*TASK INSTRUCTIONS*.
State how many lines in the records hold the word "Росії", giving the number and no other text.

Figure data in JSON

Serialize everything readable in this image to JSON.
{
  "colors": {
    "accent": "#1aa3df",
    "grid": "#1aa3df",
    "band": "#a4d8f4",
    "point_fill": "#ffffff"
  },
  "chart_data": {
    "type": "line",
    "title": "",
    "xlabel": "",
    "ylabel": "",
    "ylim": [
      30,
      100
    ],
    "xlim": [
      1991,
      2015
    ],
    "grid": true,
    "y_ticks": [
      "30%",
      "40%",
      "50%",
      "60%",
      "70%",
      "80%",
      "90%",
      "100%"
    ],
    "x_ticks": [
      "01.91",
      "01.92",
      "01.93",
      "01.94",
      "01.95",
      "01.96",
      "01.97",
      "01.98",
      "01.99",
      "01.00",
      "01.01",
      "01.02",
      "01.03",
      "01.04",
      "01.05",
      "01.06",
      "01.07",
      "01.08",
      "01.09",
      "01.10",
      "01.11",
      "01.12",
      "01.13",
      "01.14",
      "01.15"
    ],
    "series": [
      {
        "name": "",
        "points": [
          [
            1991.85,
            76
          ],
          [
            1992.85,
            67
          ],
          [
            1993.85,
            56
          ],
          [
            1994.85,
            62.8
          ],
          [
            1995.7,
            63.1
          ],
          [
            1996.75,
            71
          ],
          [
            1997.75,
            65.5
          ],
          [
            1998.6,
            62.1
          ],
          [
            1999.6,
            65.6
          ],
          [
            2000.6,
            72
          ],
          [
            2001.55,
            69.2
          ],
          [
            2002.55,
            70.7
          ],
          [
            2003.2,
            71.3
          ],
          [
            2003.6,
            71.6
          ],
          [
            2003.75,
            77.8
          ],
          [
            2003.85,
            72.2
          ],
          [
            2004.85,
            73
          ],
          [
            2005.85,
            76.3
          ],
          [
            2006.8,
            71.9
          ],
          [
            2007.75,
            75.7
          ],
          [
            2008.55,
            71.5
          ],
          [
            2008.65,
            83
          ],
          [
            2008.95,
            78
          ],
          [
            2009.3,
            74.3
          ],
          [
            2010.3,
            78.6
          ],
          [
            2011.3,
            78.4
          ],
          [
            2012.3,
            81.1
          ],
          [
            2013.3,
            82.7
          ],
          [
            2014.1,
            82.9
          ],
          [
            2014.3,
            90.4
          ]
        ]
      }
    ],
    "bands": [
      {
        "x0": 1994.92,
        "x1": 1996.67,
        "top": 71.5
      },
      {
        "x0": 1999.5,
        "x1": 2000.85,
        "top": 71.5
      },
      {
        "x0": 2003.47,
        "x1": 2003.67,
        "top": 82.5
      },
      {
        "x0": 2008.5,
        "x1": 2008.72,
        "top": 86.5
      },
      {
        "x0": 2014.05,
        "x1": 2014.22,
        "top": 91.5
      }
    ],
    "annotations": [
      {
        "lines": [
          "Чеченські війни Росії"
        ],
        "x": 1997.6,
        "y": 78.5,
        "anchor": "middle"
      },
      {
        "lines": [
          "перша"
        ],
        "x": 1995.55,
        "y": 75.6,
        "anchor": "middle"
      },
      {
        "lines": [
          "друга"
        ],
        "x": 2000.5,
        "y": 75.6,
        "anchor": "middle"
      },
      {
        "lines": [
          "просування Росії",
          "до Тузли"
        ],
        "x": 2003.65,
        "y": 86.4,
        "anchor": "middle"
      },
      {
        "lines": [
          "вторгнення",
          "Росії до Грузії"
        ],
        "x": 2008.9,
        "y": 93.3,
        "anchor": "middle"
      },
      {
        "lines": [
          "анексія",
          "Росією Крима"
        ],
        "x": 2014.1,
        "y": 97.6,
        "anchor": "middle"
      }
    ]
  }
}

*EXERCISE SOLUTION*.
3